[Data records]
Start

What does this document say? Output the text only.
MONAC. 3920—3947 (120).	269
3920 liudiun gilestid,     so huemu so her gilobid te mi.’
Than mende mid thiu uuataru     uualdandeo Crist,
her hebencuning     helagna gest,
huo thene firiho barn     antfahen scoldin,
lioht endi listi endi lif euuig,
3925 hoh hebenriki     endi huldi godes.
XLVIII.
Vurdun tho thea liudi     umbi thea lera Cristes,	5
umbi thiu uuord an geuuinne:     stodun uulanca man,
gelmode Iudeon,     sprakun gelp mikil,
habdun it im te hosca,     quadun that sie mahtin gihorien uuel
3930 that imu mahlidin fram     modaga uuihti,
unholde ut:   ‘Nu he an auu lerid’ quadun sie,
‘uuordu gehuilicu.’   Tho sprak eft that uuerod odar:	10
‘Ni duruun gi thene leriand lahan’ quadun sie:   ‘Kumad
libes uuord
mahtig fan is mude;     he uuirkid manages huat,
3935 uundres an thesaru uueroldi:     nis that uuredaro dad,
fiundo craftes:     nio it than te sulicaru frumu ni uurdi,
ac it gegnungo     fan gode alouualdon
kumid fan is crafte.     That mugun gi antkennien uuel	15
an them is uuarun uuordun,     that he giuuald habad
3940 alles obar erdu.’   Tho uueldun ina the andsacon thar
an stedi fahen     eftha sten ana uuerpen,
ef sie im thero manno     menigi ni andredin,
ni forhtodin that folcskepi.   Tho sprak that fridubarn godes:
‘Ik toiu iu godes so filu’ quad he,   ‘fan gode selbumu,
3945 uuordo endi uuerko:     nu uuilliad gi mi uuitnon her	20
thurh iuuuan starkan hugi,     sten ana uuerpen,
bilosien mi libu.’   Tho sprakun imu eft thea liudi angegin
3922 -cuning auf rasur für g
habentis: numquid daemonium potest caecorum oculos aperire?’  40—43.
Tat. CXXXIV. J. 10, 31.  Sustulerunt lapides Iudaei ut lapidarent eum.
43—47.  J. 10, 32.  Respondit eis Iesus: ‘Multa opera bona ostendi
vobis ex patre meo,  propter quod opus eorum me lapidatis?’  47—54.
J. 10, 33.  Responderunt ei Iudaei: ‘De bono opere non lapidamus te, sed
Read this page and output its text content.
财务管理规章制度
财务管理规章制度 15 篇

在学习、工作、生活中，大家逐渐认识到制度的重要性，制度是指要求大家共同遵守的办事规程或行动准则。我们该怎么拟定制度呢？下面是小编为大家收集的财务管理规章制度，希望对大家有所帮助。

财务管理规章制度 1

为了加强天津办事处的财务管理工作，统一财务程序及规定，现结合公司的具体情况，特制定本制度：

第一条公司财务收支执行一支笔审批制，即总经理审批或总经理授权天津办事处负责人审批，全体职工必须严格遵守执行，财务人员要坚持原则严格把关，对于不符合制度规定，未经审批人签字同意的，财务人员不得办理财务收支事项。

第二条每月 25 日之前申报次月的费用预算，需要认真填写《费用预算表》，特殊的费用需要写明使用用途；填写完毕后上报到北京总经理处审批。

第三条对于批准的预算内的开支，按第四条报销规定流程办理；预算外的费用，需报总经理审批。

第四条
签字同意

End

*Task to carry out*. Output, unchanged, the lines from the line with "Read this page and output its text content." through the final line of the material.

*Worked solution*.
Read this page and output its text content.
财务管理规章制度
财务管理规章制度 15 篇

在学习、工作、生活中，大家逐渐认识到制度的重要性，制度是指要求大家共同遵守的办事规程或行动准则。我们该怎么拟定制度呢？下面是小编为大家收集的财务管理规章制度，希望对大家有所帮助。

财务管理规章制度 1

为了加强天津办事处的财务管理工作，统一财务程序及规定，现结合公司的具体情况，特制定本制度：

第一条公司财务收支执行一支笔审批制，即总经理审批或总经理授权天津办事处负责人审批，全体职工必须严格遵守执行，财务人员要坚持原则严格把关，对于不符合制度规定，未经审批人签字同意的，财务人员不得办理财务收支事项。

第二条每月 25 日之前申报次月的费用预算，需要认真填写《费用预算表》，特殊的费用需要写明使用用途；填写完毕后上报到北京总经理处审批。

第三条对于批准的预算内的开支，按第四条报销规定流程办理；预算外的费用，需报总经理审批。

第四条
签字同意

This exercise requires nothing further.